### Aim
Lines holding the string "chapter" are the ones to copy; find them all in the data.

□ □ □

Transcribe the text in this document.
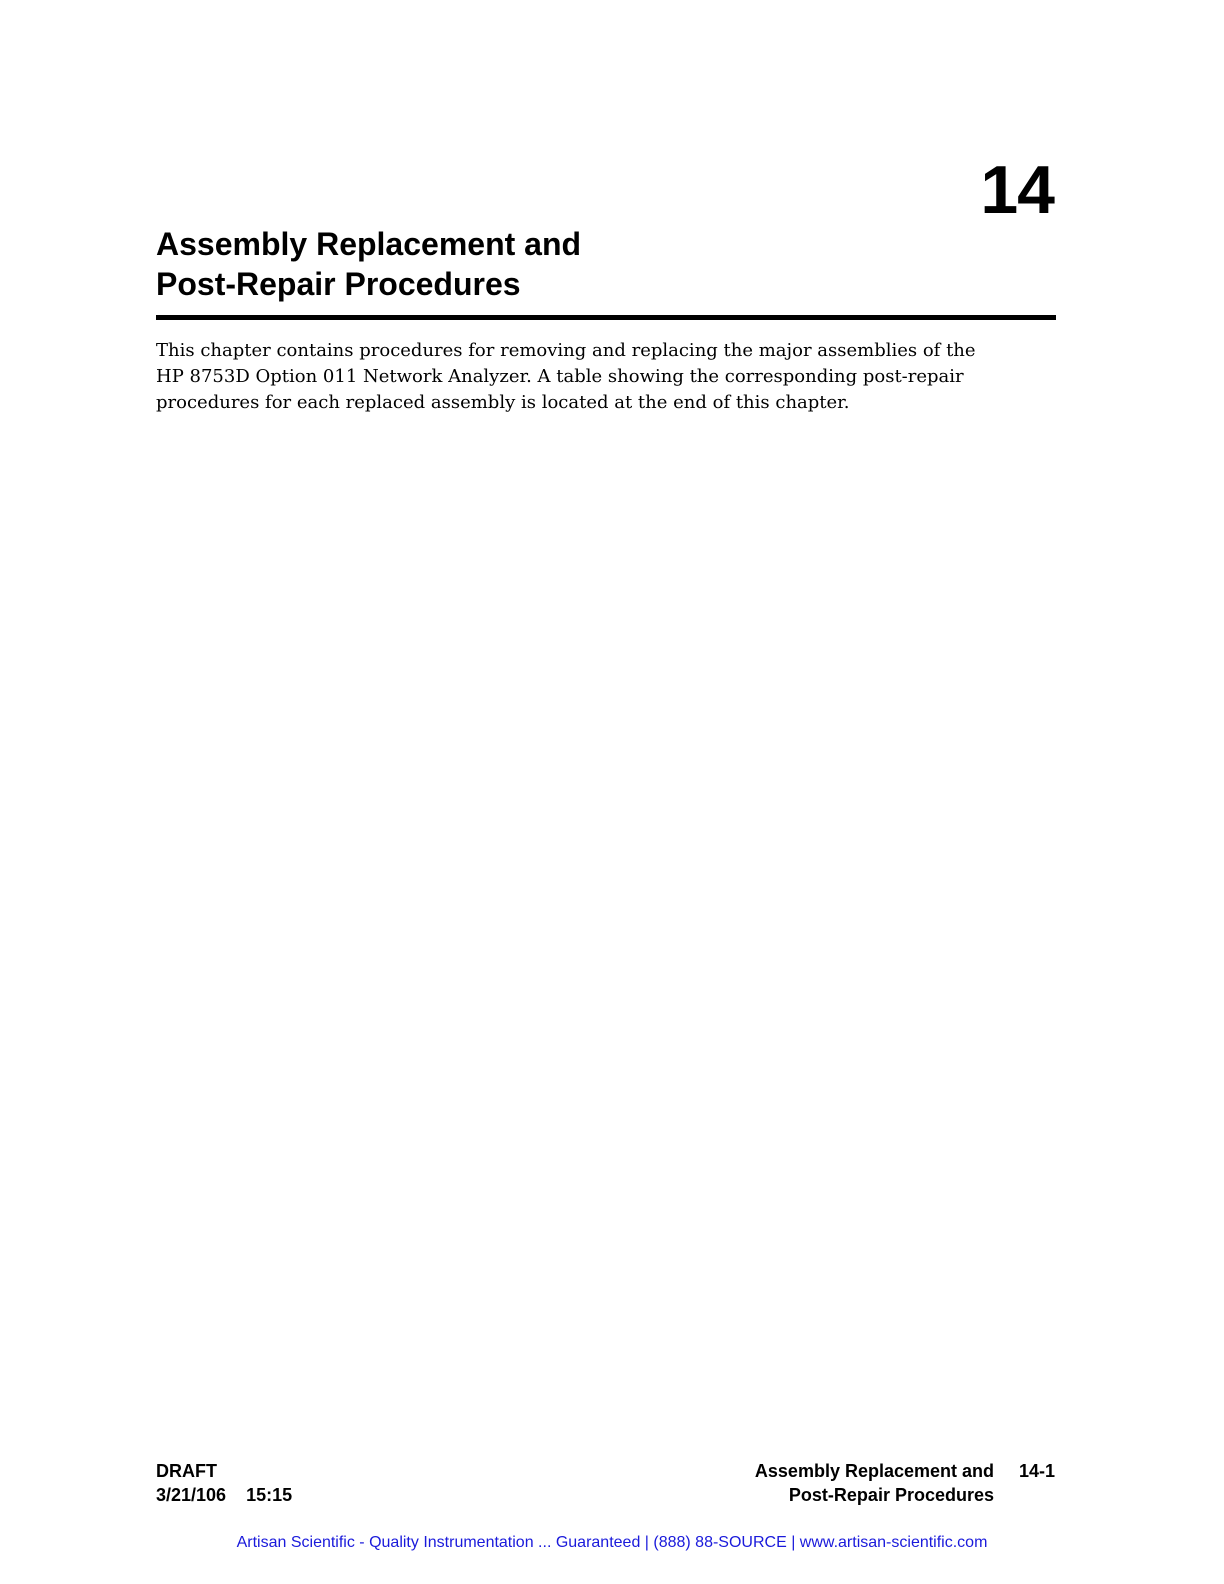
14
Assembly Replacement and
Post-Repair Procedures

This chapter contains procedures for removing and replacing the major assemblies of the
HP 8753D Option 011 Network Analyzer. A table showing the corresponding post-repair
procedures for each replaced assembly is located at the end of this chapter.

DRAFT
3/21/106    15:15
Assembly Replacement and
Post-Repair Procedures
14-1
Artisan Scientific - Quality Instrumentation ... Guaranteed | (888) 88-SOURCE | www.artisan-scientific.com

□ □ □

### Task solution
This chapter contains procedures for removing and replacing the major assemblies of the
procedures for each replaced assembly is located at the end of this chapter.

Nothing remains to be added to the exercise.